THE PROBLEM -> Extract the records below word for word and ignore the images.

[Data entries for graphics]
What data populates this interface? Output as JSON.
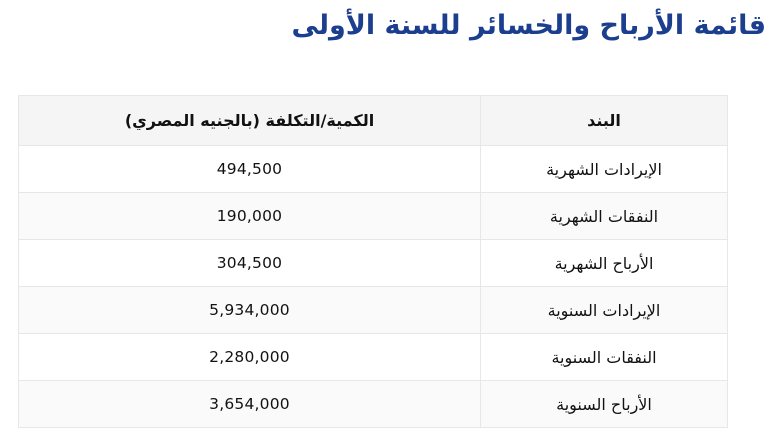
{
  "page": {
    "title": "قائمة الأرباح والخسائر للسنة الأولى"
  },
  "colors": {
    "title_text": "#1c3e8f",
    "header_bg": "#f5f5f5",
    "row_alt_bg": "#fafafa",
    "border": "#e7e7e7",
    "body_text": "#111111"
  },
  "table": {
    "columns": {
      "item": "البند",
      "value": "الكمية/التكلفة (بالجنيه المصري)"
    },
    "rows": [
      {
        "item": "الإيرادات الشهرية",
        "value": "494,500"
      },
      {
        "item": "النفقات الشهرية",
        "value": "190,000"
      },
      {
        "item": "الأرباح الشهرية",
        "value": "304,500"
      },
      {
        "item": "الإيرادات السنوية",
        "value": "5,934,000"
      },
      {
        "item": "النفقات السنوية",
        "value": "2,280,000"
      },
      {
        "item": "الأرباح السنوية",
        "value": "3,654,000"
      }
    ]
  }
}
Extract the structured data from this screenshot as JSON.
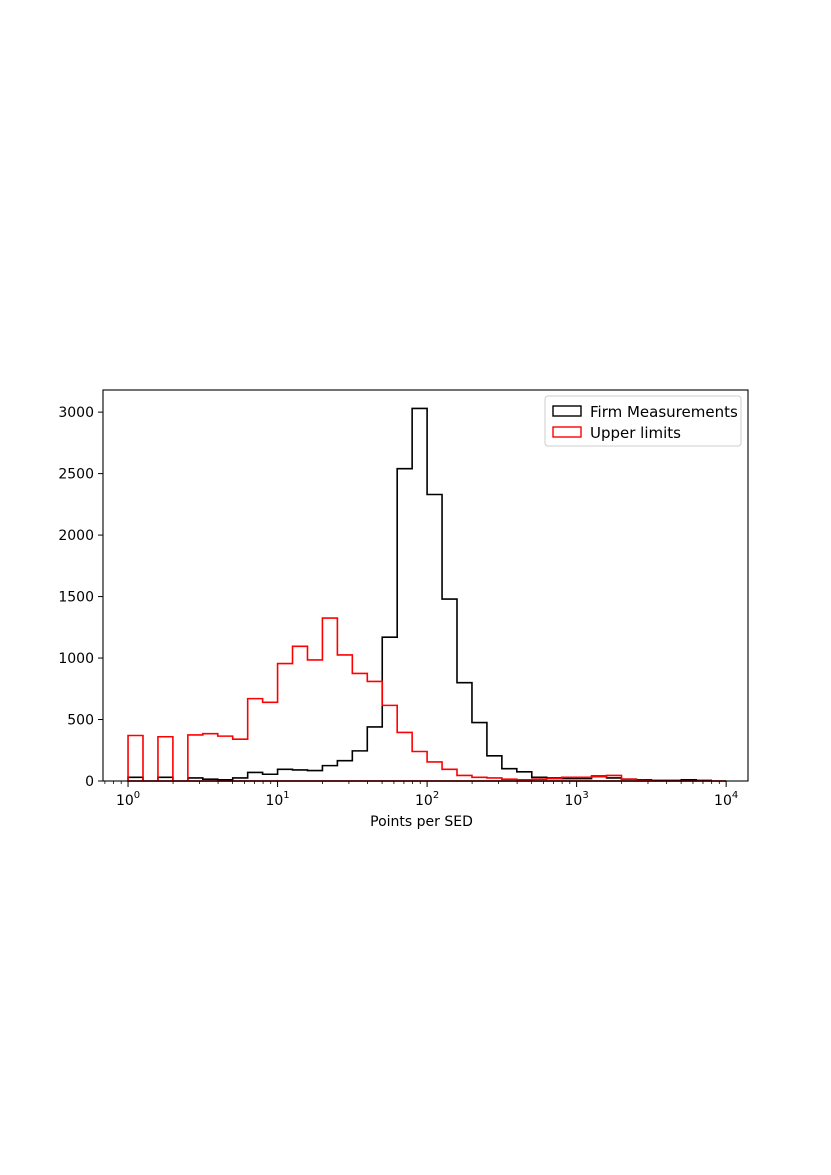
{
  "chart_data": {
    "type": "histogram",
    "title": "",
    "xlabel": "Points per SED",
    "ylabel": "",
    "x_scale": "log",
    "xlim": [
      0.68,
      14.0
    ],
    "ylim": [
      0,
      3180
    ],
    "y_ticks": [
      0,
      500,
      1000,
      1500,
      2000,
      2500,
      3000
    ],
    "x_ticks": [
      {
        "value": 1,
        "base": "10",
        "exp": "0"
      },
      {
        "value": 10,
        "base": "10",
        "exp": "1"
      },
      {
        "value": 100,
        "base": "10",
        "exp": "2"
      },
      {
        "value": 1000,
        "base": "10",
        "exp": "3"
      },
      {
        "value": 10000,
        "base": "10",
        "exp": "4"
      }
    ],
    "grid": false,
    "legend_position": "top-right",
    "bin_edges": [
      1.0,
      1.2589,
      1.5849,
      1.9953,
      2.5119,
      3.1623,
      3.9811,
      5.0119,
      6.3096,
      7.9433,
      10.0,
      12.589,
      15.849,
      19.953,
      25.119,
      31.623,
      39.811,
      50.119,
      63.096,
      79.433,
      100.0,
      125.89,
      158.49,
      199.53,
      251.19,
      316.23,
      398.11,
      501.19,
      630.96,
      794.33,
      1000.0,
      1258.9,
      1584.9,
      1995.3,
      2511.9,
      3162.3,
      3981.1,
      5011.9,
      6309.6,
      7943.3,
      10000.0
    ],
    "series": [
      {
        "name": "Firm Measurements",
        "color": "#000000",
        "values": [
          30,
          0,
          30,
          0,
          25,
          15,
          10,
          25,
          70,
          55,
          95,
          90,
          85,
          125,
          165,
          245,
          440,
          1170,
          2540,
          3030,
          2330,
          1480,
          800,
          475,
          205,
          100,
          75,
          30,
          25,
          20,
          20,
          40,
          25,
          15,
          10,
          5,
          5,
          10,
          5,
          0
        ]
      },
      {
        "name": "Upper limits",
        "color": "#ff0000",
        "values": [
          370,
          0,
          360,
          0,
          375,
          385,
          365,
          340,
          670,
          640,
          955,
          1095,
          985,
          1325,
          1025,
          875,
          810,
          615,
          395,
          240,
          155,
          95,
          45,
          30,
          25,
          15,
          10,
          15,
          20,
          30,
          30,
          35,
          45,
          15,
          5,
          0,
          0,
          0,
          0,
          0
        ]
      }
    ]
  }
}
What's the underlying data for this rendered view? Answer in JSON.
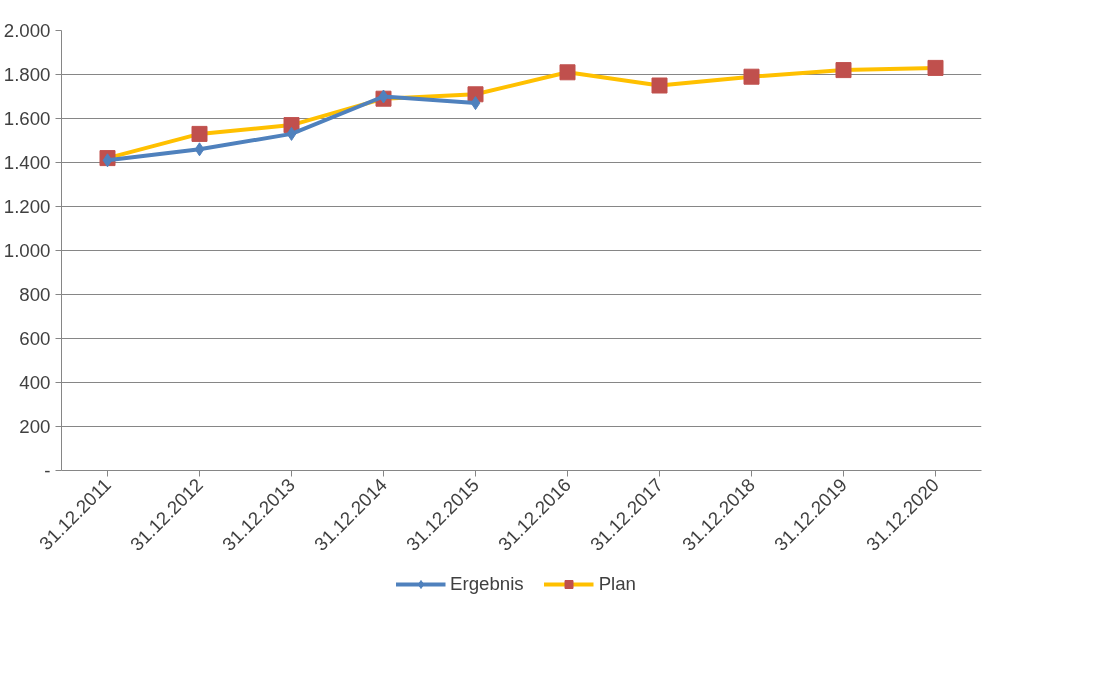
{
  "chart_data": {
    "type": "line",
    "categories": [
      "31.12.2011",
      "31.12.2012",
      "31.12.2013",
      "31.12.2014",
      "31.12.2015",
      "31.12.2016",
      "31.12.2017",
      "31.12.2018",
      "31.12.2019",
      "31.12.2020"
    ],
    "series": [
      {
        "name": "Ergebnis",
        "color": "#4f81bd",
        "marker": "diamond",
        "values": [
          1410,
          1460,
          1530,
          1700,
          1670,
          null,
          null,
          null,
          null,
          null
        ]
      },
      {
        "name": "Plan",
        "color": "#ffc000",
        "colors": [
          "#c0504d",
          "#c0504d",
          "#c0504d",
          "#c0504d",
          "#c0504d",
          "#c0504d",
          "#c0504d",
          "#c0504d",
          "#c0504d",
          "#c0504d"
        ],
        "marker": "square",
        "values": [
          1420,
          1530,
          1570,
          1690,
          1710,
          1810,
          1750,
          1790,
          1820,
          1830
        ]
      }
    ],
    "ylim": [
      0,
      2000
    ],
    "yticks": [
      {
        "value": 0,
        "label": "-"
      },
      {
        "value": 200,
        "label": "200"
      },
      {
        "value": 400,
        "label": "400"
      },
      {
        "value": 600,
        "label": "600"
      },
      {
        "value": 800,
        "label": "800"
      },
      {
        "value": 1000,
        "label": "1.000"
      },
      {
        "value": 1200,
        "label": "1.200"
      },
      {
        "value": 1400,
        "label": "1.400"
      },
      {
        "value": 1600,
        "label": "1.600"
      },
      {
        "value": 1800,
        "label": "1.800"
      },
      {
        "value": 2000,
        "label": "2.000"
      }
    ],
    "grid": "y",
    "legend": "bottom",
    "line_style": "solid"
  }
}
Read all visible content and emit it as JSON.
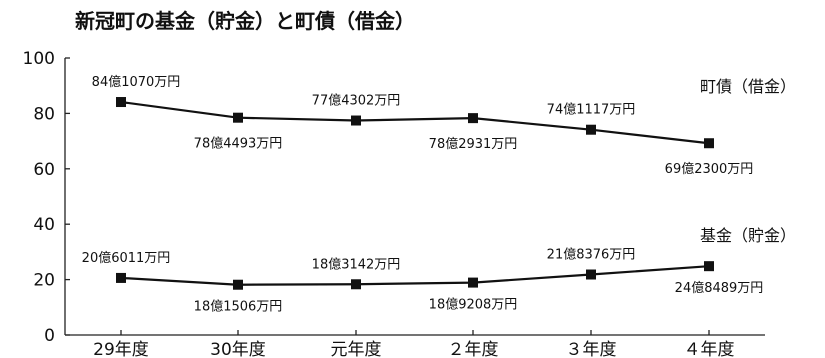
{
  "chart_data": {
    "type": "line",
    "title": "新冠町の基金（貯金）と町債（借金）",
    "categories": [
      "29年度",
      "30年度",
      "元年度",
      "２年度",
      "３年度",
      "４年度"
    ],
    "ylim": [
      0,
      100
    ],
    "yticks": [
      "0",
      "20",
      "40",
      "60",
      "80",
      "100"
    ],
    "grid": false,
    "series": [
      {
        "name": "町債（借金）",
        "values": [
          84.107,
          78.4493,
          77.4302,
          78.2931,
          74.1117,
          69.23
        ],
        "labels": [
          "84億1070万円",
          "78億4493万円",
          "77億4302万円",
          "78億2931万円",
          "74億1117万円",
          "69億2300万円"
        ]
      },
      {
        "name": "基金（貯金）",
        "values": [
          20.6011,
          18.1506,
          18.3142,
          18.9208,
          21.8376,
          24.8489
        ],
        "labels": [
          "20億6011万円",
          "18億1506万円",
          "18億3142万円",
          "18億9208万円",
          "21億8376万円",
          "24億8489万円"
        ]
      }
    ]
  }
}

SOLVED PROBLEM ->
What data populates this interface? Output as JSON.
{
  "page": {
    "title": "قائمة الأرباح والخسائر للسنة الأولى"
  },
  "colors": {
    "title_text": "#1c3e8f",
    "header_bg": "#f5f5f5",
    "row_alt_bg": "#fafafa",
    "border": "#e7e7e7",
    "body_text": "#111111"
  },
  "table": {
    "columns": {
      "item": "البند",
      "value": "الكمية/التكلفة (بالجنيه المصري)"
    },
    "rows": [
      {
        "item": "الإيرادات الشهرية",
        "value": "494,500"
      },
      {
        "item": "النفقات الشهرية",
        "value": "190,000"
      },
      {
        "item": "الأرباح الشهرية",
        "value": "304,500"
      },
      {
        "item": "الإيرادات السنوية",
        "value": "5,934,000"
      },
      {
        "item": "النفقات السنوية",
        "value": "2,280,000"
      },
      {
        "item": "الأرباح السنوية",
        "value": "3,654,000"
      }
    ]
  }
}
Extract the structured data from this screenshot as JSON.
{
  "chart_data": {
    "type": "histogram",
    "title": "",
    "xlabel": "Points per SED",
    "ylabel": "",
    "x_scale": "log",
    "xlim": [
      0.68,
      14.0
    ],
    "ylim": [
      0,
      3180
    ],
    "y_ticks": [
      0,
      500,
      1000,
      1500,
      2000,
      2500,
      3000
    ],
    "x_ticks": [
      {
        "value": 1,
        "base": "10",
        "exp": "0"
      },
      {
        "value": 10,
        "base": "10",
        "exp": "1"
      },
      {
        "value": 100,
        "base": "10",
        "exp": "2"
      },
      {
        "value": 1000,
        "base": "10",
        "exp": "3"
      },
      {
        "value": 10000,
        "base": "10",
        "exp": "4"
      }
    ],
    "grid": false,
    "legend_position": "top-right",
    "bin_edges": [
      1.0,
      1.2589,
      1.5849,
      1.9953,
      2.5119,
      3.1623,
      3.9811,
      5.0119,
      6.3096,
      7.9433,
      10.0,
      12.589,
      15.849,
      19.953,
      25.119,
      31.623,
      39.811,
      50.119,
      63.096,
      79.433,
      100.0,
      125.89,
      158.49,
      199.53,
      251.19,
      316.23,
      398.11,
      501.19,
      630.96,
      794.33,
      1000.0,
      1258.9,
      1584.9,
      1995.3,
      2511.9,
      3162.3,
      3981.1,
      5011.9,
      6309.6,
      7943.3,
      10000.0
    ],
    "series": [
      {
        "name": "Firm Measurements",
        "color": "#000000",
        "values": [
          30,
          0,
          30,
          0,
          25,
          15,
          10,
          25,
          70,
          55,
          95,
          90,
          85,
          125,
          165,
          245,
          440,
          1170,
          2540,
          3030,
          2330,
          1480,
          800,
          475,
          205,
          100,
          75,
          30,
          25,
          20,
          20,
          40,
          25,
          15,
          10,
          5,
          5,
          10,
          5,
          0
        ]
      },
      {
        "name": "Upper limits",
        "color": "#ff0000",
        "values": [
          370,
          0,
          360,
          0,
          375,
          385,
          365,
          340,
          670,
          640,
          955,
          1095,
          985,
          1325,
          1025,
          875,
          810,
          615,
          395,
          240,
          155,
          95,
          45,
          30,
          25,
          15,
          10,
          15,
          20,
          30,
          30,
          35,
          45,
          15,
          5,
          0,
          0,
          0,
          0,
          0
        ]
      }
    ]
  }
}
What's the underlying data for this rendered view? Answer in JSON.
{
  "chart_data": {
    "type": "line",
    "categories": [
      "31.12.2011",
      "31.12.2012",
      "31.12.2013",
      "31.12.2014",
      "31.12.2015",
      "31.12.2016",
      "31.12.2017",
      "31.12.2018",
      "31.12.2019",
      "31.12.2020"
    ],
    "series": [
      {
        "name": "Ergebnis",
        "color": "#4f81bd",
        "marker": "diamond",
        "values": [
          1410,
          1460,
          1530,
          1700,
          1670,
          null,
          null,
          null,
          null,
          null
        ]
      },
      {
        "name": "Plan",
        "color": "#ffc000",
        "colors": [
          "#c0504d",
          "#c0504d",
          "#c0504d",
          "#c0504d",
          "#c0504d",
          "#c0504d",
          "#c0504d",
          "#c0504d",
          "#c0504d",
          "#c0504d"
        ],
        "marker": "square",
        "values": [
          1420,
          1530,
          1570,
          1690,
          1710,
          1810,
          1750,
          1790,
          1820,
          1830
        ]
      }
    ],
    "ylim": [
      0,
      2000
    ],
    "yticks": [
      {
        "value": 0,
        "label": "-"
      },
      {
        "value": 200,
        "label": "200"
      },
      {
        "value": 400,
        "label": "400"
      },
      {
        "value": 600,
        "label": "600"
      },
      {
        "value": 800,
        "label": "800"
      },
      {
        "value": 1000,
        "label": "1.000"
      },
      {
        "value": 1200,
        "label": "1.200"
      },
      {
        "value": 1400,
        "label": "1.400"
      },
      {
        "value": 1600,
        "label": "1.600"
      },
      {
        "value": 1800,
        "label": "1.800"
      },
      {
        "value": 2000,
        "label": "2.000"
      }
    ],
    "grid": "y",
    "legend": "bottom",
    "line_style": "solid"
  }
}
Read all visible content and emit it as JSON.
{
  "chart_data": {
    "type": "line",
    "title": "新冠町の基金（貯金）と町債（借金）",
    "categories": [
      "29年度",
      "30年度",
      "元年度",
      "２年度",
      "３年度",
      "４年度"
    ],
    "ylim": [
      0,
      100
    ],
    "yticks": [
      "0",
      "20",
      "40",
      "60",
      "80",
      "100"
    ],
    "grid": false,
    "series": [
      {
        "name": "町債（借金）",
        "values": [
          84.107,
          78.4493,
          77.4302,
          78.2931,
          74.1117,
          69.23
        ],
        "labels": [
          "84億1070万円",
          "78億4493万円",
          "77億4302万円",
          "78億2931万円",
          "74億1117万円",
          "69億2300万円"
        ]
      },
      {
        "name": "基金（貯金）",
        "values": [
          20.6011,
          18.1506,
          18.3142,
          18.9208,
          21.8376,
          24.8489
        ],
        "labels": [
          "20億6011万円",
          "18億1506万円",
          "18億3142万円",
          "18億9208万円",
          "21億8376万円",
          "24億8489万円"
        ]
      }
    ]
  }
}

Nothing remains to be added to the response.